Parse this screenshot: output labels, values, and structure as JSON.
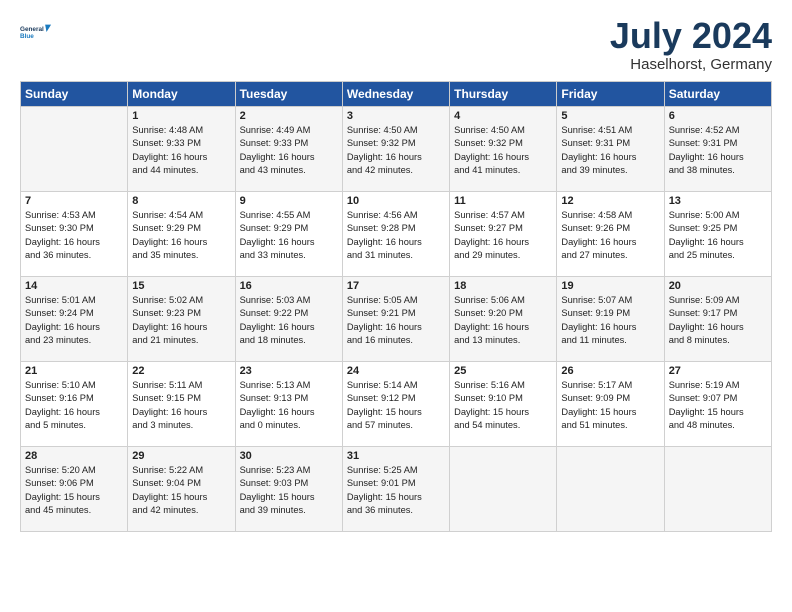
{
  "header": {
    "logo_line1": "General",
    "logo_line2": "Blue",
    "month": "July 2024",
    "location": "Haselhorst, Germany"
  },
  "weekdays": [
    "Sunday",
    "Monday",
    "Tuesday",
    "Wednesday",
    "Thursday",
    "Friday",
    "Saturday"
  ],
  "weeks": [
    [
      {
        "day": "",
        "info": ""
      },
      {
        "day": "1",
        "info": "Sunrise: 4:48 AM\nSunset: 9:33 PM\nDaylight: 16 hours\nand 44 minutes."
      },
      {
        "day": "2",
        "info": "Sunrise: 4:49 AM\nSunset: 9:33 PM\nDaylight: 16 hours\nand 43 minutes."
      },
      {
        "day": "3",
        "info": "Sunrise: 4:50 AM\nSunset: 9:32 PM\nDaylight: 16 hours\nand 42 minutes."
      },
      {
        "day": "4",
        "info": "Sunrise: 4:50 AM\nSunset: 9:32 PM\nDaylight: 16 hours\nand 41 minutes."
      },
      {
        "day": "5",
        "info": "Sunrise: 4:51 AM\nSunset: 9:31 PM\nDaylight: 16 hours\nand 39 minutes."
      },
      {
        "day": "6",
        "info": "Sunrise: 4:52 AM\nSunset: 9:31 PM\nDaylight: 16 hours\nand 38 minutes."
      }
    ],
    [
      {
        "day": "7",
        "info": "Sunrise: 4:53 AM\nSunset: 9:30 PM\nDaylight: 16 hours\nand 36 minutes."
      },
      {
        "day": "8",
        "info": "Sunrise: 4:54 AM\nSunset: 9:29 PM\nDaylight: 16 hours\nand 35 minutes."
      },
      {
        "day": "9",
        "info": "Sunrise: 4:55 AM\nSunset: 9:29 PM\nDaylight: 16 hours\nand 33 minutes."
      },
      {
        "day": "10",
        "info": "Sunrise: 4:56 AM\nSunset: 9:28 PM\nDaylight: 16 hours\nand 31 minutes."
      },
      {
        "day": "11",
        "info": "Sunrise: 4:57 AM\nSunset: 9:27 PM\nDaylight: 16 hours\nand 29 minutes."
      },
      {
        "day": "12",
        "info": "Sunrise: 4:58 AM\nSunset: 9:26 PM\nDaylight: 16 hours\nand 27 minutes."
      },
      {
        "day": "13",
        "info": "Sunrise: 5:00 AM\nSunset: 9:25 PM\nDaylight: 16 hours\nand 25 minutes."
      }
    ],
    [
      {
        "day": "14",
        "info": "Sunrise: 5:01 AM\nSunset: 9:24 PM\nDaylight: 16 hours\nand 23 minutes."
      },
      {
        "day": "15",
        "info": "Sunrise: 5:02 AM\nSunset: 9:23 PM\nDaylight: 16 hours\nand 21 minutes."
      },
      {
        "day": "16",
        "info": "Sunrise: 5:03 AM\nSunset: 9:22 PM\nDaylight: 16 hours\nand 18 minutes."
      },
      {
        "day": "17",
        "info": "Sunrise: 5:05 AM\nSunset: 9:21 PM\nDaylight: 16 hours\nand 16 minutes."
      },
      {
        "day": "18",
        "info": "Sunrise: 5:06 AM\nSunset: 9:20 PM\nDaylight: 16 hours\nand 13 minutes."
      },
      {
        "day": "19",
        "info": "Sunrise: 5:07 AM\nSunset: 9:19 PM\nDaylight: 16 hours\nand 11 minutes."
      },
      {
        "day": "20",
        "info": "Sunrise: 5:09 AM\nSunset: 9:17 PM\nDaylight: 16 hours\nand 8 minutes."
      }
    ],
    [
      {
        "day": "21",
        "info": "Sunrise: 5:10 AM\nSunset: 9:16 PM\nDaylight: 16 hours\nand 5 minutes."
      },
      {
        "day": "22",
        "info": "Sunrise: 5:11 AM\nSunset: 9:15 PM\nDaylight: 16 hours\nand 3 minutes."
      },
      {
        "day": "23",
        "info": "Sunrise: 5:13 AM\nSunset: 9:13 PM\nDaylight: 16 hours\nand 0 minutes."
      },
      {
        "day": "24",
        "info": "Sunrise: 5:14 AM\nSunset: 9:12 PM\nDaylight: 15 hours\nand 57 minutes."
      },
      {
        "day": "25",
        "info": "Sunrise: 5:16 AM\nSunset: 9:10 PM\nDaylight: 15 hours\nand 54 minutes."
      },
      {
        "day": "26",
        "info": "Sunrise: 5:17 AM\nSunset: 9:09 PM\nDaylight: 15 hours\nand 51 minutes."
      },
      {
        "day": "27",
        "info": "Sunrise: 5:19 AM\nSunset: 9:07 PM\nDaylight: 15 hours\nand 48 minutes."
      }
    ],
    [
      {
        "day": "28",
        "info": "Sunrise: 5:20 AM\nSunset: 9:06 PM\nDaylight: 15 hours\nand 45 minutes."
      },
      {
        "day": "29",
        "info": "Sunrise: 5:22 AM\nSunset: 9:04 PM\nDaylight: 15 hours\nand 42 minutes."
      },
      {
        "day": "30",
        "info": "Sunrise: 5:23 AM\nSunset: 9:03 PM\nDaylight: 15 hours\nand 39 minutes."
      },
      {
        "day": "31",
        "info": "Sunrise: 5:25 AM\nSunset: 9:01 PM\nDaylight: 15 hours\nand 36 minutes."
      },
      {
        "day": "",
        "info": ""
      },
      {
        "day": "",
        "info": ""
      },
      {
        "day": "",
        "info": ""
      }
    ]
  ]
}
----------
#### Given problem
Make a verbatim copy of all the entries and strip out the pictures.

#### The solution
Parse this screenshot: output labels, values, and structure as JSON.
{
  "header": {
    "logo_line1": "General",
    "logo_line2": "Blue",
    "month": "July 2024",
    "location": "Haselhorst, Germany"
  },
  "weekdays": [
    "Sunday",
    "Monday",
    "Tuesday",
    "Wednesday",
    "Thursday",
    "Friday",
    "Saturday"
  ],
  "weeks": [
    [
      {
        "day": "",
        "info": ""
      },
      {
        "day": "1",
        "info": "Sunrise: 4:48 AM\nSunset: 9:33 PM\nDaylight: 16 hours\nand 44 minutes."
      },
      {
        "day": "2",
        "info": "Sunrise: 4:49 AM\nSunset: 9:33 PM\nDaylight: 16 hours\nand 43 minutes."
      },
      {
        "day": "3",
        "info": "Sunrise: 4:50 AM\nSunset: 9:32 PM\nDaylight: 16 hours\nand 42 minutes."
      },
      {
        "day": "4",
        "info": "Sunrise: 4:50 AM\nSunset: 9:32 PM\nDaylight: 16 hours\nand 41 minutes."
      },
      {
        "day": "5",
        "info": "Sunrise: 4:51 AM\nSunset: 9:31 PM\nDaylight: 16 hours\nand 39 minutes."
      },
      {
        "day": "6",
        "info": "Sunrise: 4:52 AM\nSunset: 9:31 PM\nDaylight: 16 hours\nand 38 minutes."
      }
    ],
    [
      {
        "day": "7",
        "info": "Sunrise: 4:53 AM\nSunset: 9:30 PM\nDaylight: 16 hours\nand 36 minutes."
      },
      {
        "day": "8",
        "info": "Sunrise: 4:54 AM\nSunset: 9:29 PM\nDaylight: 16 hours\nand 35 minutes."
      },
      {
        "day": "9",
        "info": "Sunrise: 4:55 AM\nSunset: 9:29 PM\nDaylight: 16 hours\nand 33 minutes."
      },
      {
        "day": "10",
        "info": "Sunrise: 4:56 AM\nSunset: 9:28 PM\nDaylight: 16 hours\nand 31 minutes."
      },
      {
        "day": "11",
        "info": "Sunrise: 4:57 AM\nSunset: 9:27 PM\nDaylight: 16 hours\nand 29 minutes."
      },
      {
        "day": "12",
        "info": "Sunrise: 4:58 AM\nSunset: 9:26 PM\nDaylight: 16 hours\nand 27 minutes."
      },
      {
        "day": "13",
        "info": "Sunrise: 5:00 AM\nSunset: 9:25 PM\nDaylight: 16 hours\nand 25 minutes."
      }
    ],
    [
      {
        "day": "14",
        "info": "Sunrise: 5:01 AM\nSunset: 9:24 PM\nDaylight: 16 hours\nand 23 minutes."
      },
      {
        "day": "15",
        "info": "Sunrise: 5:02 AM\nSunset: 9:23 PM\nDaylight: 16 hours\nand 21 minutes."
      },
      {
        "day": "16",
        "info": "Sunrise: 5:03 AM\nSunset: 9:22 PM\nDaylight: 16 hours\nand 18 minutes."
      },
      {
        "day": "17",
        "info": "Sunrise: 5:05 AM\nSunset: 9:21 PM\nDaylight: 16 hours\nand 16 minutes."
      },
      {
        "day": "18",
        "info": "Sunrise: 5:06 AM\nSunset: 9:20 PM\nDaylight: 16 hours\nand 13 minutes."
      },
      {
        "day": "19",
        "info": "Sunrise: 5:07 AM\nSunset: 9:19 PM\nDaylight: 16 hours\nand 11 minutes."
      },
      {
        "day": "20",
        "info": "Sunrise: 5:09 AM\nSunset: 9:17 PM\nDaylight: 16 hours\nand 8 minutes."
      }
    ],
    [
      {
        "day": "21",
        "info": "Sunrise: 5:10 AM\nSunset: 9:16 PM\nDaylight: 16 hours\nand 5 minutes."
      },
      {
        "day": "22",
        "info": "Sunrise: 5:11 AM\nSunset: 9:15 PM\nDaylight: 16 hours\nand 3 minutes."
      },
      {
        "day": "23",
        "info": "Sunrise: 5:13 AM\nSunset: 9:13 PM\nDaylight: 16 hours\nand 0 minutes."
      },
      {
        "day": "24",
        "info": "Sunrise: 5:14 AM\nSunset: 9:12 PM\nDaylight: 15 hours\nand 57 minutes."
      },
      {
        "day": "25",
        "info": "Sunrise: 5:16 AM\nSunset: 9:10 PM\nDaylight: 15 hours\nand 54 minutes."
      },
      {
        "day": "26",
        "info": "Sunrise: 5:17 AM\nSunset: 9:09 PM\nDaylight: 15 hours\nand 51 minutes."
      },
      {
        "day": "27",
        "info": "Sunrise: 5:19 AM\nSunset: 9:07 PM\nDaylight: 15 hours\nand 48 minutes."
      }
    ],
    [
      {
        "day": "28",
        "info": "Sunrise: 5:20 AM\nSunset: 9:06 PM\nDaylight: 15 hours\nand 45 minutes."
      },
      {
        "day": "29",
        "info": "Sunrise: 5:22 AM\nSunset: 9:04 PM\nDaylight: 15 hours\nand 42 minutes."
      },
      {
        "day": "30",
        "info": "Sunrise: 5:23 AM\nSunset: 9:03 PM\nDaylight: 15 hours\nand 39 minutes."
      },
      {
        "day": "31",
        "info": "Sunrise: 5:25 AM\nSunset: 9:01 PM\nDaylight: 15 hours\nand 36 minutes."
      },
      {
        "day": "",
        "info": ""
      },
      {
        "day": "",
        "info": ""
      },
      {
        "day": "",
        "info": ""
      }
    ]
  ]
}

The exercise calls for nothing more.